§ Data listing:
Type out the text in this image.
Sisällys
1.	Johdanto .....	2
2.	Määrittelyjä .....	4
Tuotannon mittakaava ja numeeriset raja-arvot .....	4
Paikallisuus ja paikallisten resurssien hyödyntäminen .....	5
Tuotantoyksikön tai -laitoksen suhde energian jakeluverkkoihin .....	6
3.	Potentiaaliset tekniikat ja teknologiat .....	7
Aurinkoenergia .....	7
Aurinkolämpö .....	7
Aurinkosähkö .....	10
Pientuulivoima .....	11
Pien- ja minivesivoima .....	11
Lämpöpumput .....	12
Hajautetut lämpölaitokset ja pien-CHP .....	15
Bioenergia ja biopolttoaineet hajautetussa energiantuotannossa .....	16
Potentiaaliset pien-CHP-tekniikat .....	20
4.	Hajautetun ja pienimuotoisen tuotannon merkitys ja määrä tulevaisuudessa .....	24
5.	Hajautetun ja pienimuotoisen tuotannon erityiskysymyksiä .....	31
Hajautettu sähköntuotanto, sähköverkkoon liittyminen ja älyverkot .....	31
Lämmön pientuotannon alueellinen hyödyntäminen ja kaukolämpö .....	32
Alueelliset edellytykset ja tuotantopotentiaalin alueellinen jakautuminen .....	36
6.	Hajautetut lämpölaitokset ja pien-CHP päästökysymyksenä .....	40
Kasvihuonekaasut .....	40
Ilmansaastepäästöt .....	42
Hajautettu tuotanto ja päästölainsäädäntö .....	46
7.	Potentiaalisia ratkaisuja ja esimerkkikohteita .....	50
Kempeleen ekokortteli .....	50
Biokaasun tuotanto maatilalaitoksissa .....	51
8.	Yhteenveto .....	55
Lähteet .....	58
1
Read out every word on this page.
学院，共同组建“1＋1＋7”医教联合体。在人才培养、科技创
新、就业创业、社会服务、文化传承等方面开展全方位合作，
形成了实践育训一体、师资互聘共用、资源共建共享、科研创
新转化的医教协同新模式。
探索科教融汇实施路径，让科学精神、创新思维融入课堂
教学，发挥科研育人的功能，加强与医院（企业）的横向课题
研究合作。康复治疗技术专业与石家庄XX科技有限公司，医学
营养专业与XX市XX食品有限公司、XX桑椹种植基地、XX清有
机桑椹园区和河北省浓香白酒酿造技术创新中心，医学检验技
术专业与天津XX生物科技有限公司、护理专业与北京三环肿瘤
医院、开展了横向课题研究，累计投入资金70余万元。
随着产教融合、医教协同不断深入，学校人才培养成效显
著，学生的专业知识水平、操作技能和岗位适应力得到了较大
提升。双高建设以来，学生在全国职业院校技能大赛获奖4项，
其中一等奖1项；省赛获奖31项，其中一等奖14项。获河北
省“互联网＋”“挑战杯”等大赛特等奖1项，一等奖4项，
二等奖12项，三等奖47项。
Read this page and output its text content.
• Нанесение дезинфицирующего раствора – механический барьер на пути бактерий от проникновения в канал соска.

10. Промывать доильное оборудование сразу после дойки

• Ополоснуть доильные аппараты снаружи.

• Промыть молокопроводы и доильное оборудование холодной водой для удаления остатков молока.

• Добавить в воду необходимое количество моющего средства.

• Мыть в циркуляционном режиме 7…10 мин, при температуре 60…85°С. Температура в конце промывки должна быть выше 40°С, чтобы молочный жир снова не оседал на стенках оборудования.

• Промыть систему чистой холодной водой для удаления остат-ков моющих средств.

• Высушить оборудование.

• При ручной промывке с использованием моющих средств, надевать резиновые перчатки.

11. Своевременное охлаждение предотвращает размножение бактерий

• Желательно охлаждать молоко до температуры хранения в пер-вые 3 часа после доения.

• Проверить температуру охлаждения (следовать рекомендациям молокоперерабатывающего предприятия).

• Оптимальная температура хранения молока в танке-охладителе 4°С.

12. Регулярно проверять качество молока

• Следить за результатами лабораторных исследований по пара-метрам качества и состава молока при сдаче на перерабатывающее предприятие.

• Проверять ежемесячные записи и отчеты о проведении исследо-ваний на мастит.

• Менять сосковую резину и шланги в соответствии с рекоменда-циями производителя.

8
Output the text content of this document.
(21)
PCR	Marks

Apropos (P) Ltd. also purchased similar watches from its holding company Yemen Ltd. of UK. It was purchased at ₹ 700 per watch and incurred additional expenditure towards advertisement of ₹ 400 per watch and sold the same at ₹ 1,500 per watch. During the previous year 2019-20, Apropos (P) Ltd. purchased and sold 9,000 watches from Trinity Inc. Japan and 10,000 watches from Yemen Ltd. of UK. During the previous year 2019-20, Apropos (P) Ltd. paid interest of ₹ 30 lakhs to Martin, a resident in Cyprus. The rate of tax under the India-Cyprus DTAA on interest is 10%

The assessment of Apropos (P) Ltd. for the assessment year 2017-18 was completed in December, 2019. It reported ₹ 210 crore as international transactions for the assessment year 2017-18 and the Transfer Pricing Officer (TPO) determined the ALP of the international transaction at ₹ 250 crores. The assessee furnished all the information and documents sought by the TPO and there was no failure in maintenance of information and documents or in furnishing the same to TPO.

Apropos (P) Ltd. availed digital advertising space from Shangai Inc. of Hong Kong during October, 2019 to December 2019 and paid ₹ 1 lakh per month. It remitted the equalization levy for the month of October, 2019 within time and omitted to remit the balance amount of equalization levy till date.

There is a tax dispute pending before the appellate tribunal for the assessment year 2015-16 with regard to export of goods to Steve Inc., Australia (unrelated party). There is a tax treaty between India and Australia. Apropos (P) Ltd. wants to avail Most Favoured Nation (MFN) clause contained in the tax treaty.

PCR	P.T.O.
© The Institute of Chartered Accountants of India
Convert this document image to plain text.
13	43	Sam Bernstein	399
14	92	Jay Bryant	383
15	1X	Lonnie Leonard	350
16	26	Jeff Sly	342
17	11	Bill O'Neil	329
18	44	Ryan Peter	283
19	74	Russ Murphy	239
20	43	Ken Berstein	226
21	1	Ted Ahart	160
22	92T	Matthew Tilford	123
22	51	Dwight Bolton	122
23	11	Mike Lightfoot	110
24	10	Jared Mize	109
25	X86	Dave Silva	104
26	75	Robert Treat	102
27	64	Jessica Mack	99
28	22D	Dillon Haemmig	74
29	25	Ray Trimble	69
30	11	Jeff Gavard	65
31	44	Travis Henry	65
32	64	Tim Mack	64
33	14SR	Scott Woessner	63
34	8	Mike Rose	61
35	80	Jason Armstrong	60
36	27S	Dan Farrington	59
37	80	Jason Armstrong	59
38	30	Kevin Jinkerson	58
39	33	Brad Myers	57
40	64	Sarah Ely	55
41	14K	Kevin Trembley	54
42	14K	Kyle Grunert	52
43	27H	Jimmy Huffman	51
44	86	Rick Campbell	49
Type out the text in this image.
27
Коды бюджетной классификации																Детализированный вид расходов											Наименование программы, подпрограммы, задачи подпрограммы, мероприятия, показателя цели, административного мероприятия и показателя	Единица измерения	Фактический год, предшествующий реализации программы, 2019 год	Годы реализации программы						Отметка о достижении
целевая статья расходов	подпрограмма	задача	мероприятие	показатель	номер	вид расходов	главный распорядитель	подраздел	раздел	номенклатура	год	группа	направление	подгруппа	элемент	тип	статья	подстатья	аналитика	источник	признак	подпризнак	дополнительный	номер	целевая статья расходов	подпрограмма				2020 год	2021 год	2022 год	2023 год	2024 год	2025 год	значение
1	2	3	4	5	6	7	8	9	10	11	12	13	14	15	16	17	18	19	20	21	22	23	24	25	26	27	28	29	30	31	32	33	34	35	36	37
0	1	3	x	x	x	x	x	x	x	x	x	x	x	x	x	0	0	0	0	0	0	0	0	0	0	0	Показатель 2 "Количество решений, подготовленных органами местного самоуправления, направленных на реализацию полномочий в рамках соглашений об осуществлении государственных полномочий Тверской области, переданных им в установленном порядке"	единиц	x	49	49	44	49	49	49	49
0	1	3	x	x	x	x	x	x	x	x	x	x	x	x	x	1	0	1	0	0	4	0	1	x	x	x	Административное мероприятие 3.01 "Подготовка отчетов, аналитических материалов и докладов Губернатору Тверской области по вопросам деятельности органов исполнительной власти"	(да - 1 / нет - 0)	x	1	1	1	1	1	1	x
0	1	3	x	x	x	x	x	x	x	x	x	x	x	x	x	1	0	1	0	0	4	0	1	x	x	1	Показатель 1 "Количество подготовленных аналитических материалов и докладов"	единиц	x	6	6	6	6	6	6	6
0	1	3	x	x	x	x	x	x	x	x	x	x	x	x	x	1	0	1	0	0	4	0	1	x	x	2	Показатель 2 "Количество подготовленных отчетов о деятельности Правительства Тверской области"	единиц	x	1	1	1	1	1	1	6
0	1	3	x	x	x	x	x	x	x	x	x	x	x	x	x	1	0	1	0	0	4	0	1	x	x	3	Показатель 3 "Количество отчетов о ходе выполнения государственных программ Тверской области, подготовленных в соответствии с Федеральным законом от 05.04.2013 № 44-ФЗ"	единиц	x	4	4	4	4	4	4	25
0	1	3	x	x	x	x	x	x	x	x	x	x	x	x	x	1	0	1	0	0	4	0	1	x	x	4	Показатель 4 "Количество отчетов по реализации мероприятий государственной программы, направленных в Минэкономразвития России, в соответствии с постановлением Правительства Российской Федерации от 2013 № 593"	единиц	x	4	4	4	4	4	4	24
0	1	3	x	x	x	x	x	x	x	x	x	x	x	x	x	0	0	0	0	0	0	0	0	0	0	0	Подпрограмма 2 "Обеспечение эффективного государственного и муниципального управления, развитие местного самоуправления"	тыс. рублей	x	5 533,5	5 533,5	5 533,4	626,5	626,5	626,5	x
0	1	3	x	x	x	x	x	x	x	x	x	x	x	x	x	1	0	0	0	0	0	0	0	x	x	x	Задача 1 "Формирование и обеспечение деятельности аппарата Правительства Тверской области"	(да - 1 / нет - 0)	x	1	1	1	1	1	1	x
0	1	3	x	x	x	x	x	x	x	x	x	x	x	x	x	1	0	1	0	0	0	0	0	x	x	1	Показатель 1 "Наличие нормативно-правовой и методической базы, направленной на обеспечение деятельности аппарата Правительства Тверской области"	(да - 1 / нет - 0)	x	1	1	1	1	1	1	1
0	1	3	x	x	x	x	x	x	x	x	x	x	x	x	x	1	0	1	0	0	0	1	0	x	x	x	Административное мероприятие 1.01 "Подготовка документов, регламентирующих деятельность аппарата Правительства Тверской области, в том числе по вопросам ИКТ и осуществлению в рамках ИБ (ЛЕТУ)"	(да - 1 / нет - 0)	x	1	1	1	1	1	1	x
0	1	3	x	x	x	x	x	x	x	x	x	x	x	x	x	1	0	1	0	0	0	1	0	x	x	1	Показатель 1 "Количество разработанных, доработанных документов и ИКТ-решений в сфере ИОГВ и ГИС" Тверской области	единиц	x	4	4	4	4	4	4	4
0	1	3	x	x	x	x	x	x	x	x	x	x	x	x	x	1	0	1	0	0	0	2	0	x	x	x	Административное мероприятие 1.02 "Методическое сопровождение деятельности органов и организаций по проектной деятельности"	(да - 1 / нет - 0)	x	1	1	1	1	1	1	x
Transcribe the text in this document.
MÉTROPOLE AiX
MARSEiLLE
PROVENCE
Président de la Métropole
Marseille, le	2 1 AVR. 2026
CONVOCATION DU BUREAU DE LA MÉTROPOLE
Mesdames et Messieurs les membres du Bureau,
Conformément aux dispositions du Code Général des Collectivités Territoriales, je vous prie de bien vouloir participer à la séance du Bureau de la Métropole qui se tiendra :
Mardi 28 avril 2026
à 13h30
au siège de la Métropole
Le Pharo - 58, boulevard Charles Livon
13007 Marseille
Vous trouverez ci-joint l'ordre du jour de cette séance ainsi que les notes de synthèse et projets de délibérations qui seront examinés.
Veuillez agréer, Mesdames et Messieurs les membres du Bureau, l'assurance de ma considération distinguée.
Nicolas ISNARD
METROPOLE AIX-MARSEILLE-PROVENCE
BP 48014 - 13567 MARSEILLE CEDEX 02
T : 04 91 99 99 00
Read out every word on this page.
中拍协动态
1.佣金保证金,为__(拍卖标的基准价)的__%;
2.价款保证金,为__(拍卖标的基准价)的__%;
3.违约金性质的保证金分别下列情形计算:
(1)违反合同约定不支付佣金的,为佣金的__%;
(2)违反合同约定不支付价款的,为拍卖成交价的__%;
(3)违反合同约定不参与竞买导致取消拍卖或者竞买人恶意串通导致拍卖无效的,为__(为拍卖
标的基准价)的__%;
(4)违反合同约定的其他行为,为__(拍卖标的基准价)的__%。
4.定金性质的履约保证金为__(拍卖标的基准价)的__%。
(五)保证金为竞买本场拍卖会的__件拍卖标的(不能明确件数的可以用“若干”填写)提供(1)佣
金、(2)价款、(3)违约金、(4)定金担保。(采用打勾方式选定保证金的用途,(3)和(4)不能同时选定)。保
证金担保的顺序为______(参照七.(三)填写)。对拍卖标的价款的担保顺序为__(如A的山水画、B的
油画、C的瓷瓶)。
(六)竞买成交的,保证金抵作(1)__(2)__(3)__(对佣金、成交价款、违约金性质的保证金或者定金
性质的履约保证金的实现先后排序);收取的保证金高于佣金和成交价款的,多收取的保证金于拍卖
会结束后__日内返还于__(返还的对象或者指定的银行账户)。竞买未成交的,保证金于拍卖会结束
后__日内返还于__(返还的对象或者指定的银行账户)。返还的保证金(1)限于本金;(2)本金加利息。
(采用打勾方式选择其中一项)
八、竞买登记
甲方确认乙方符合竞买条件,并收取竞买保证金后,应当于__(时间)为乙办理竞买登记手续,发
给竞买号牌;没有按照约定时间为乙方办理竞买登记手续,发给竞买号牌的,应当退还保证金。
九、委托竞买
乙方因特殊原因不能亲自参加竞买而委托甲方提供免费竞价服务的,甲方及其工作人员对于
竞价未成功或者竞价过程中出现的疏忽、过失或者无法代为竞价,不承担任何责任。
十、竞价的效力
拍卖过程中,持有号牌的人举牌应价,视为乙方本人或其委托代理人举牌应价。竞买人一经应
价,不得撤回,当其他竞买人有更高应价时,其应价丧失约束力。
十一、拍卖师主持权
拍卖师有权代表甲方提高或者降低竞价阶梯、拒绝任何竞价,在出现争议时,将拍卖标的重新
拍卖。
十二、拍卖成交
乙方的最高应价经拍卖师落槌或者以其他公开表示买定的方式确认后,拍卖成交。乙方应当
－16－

§ Written exercise: Find the lines above that include the string "аналитических" and copy them.

§ Completed task:
0	1	3	x	x	x	x	x	x	x	x	x	x	x	x	x	1	0	1	0	0	4	0	1	x	x	x	Административное мероприятие 3.01 "Подготовка отчетов, аналитических материалов и докладов Губернатору Тверской области по вопросам деятельности органов исполнительной власти"	(да - 1 / нет - 0)	x	1	1	1	1	1	1	x
0	1	3	x	x	x	x	x	x	x	x	x	x	x	x	x	1	0	1	0	0	4	0	1	x	x	1	Показатель 1 "Количество подготовленных аналитических материалов и докладов"	единиц	x	6	6	6	6	6	6	6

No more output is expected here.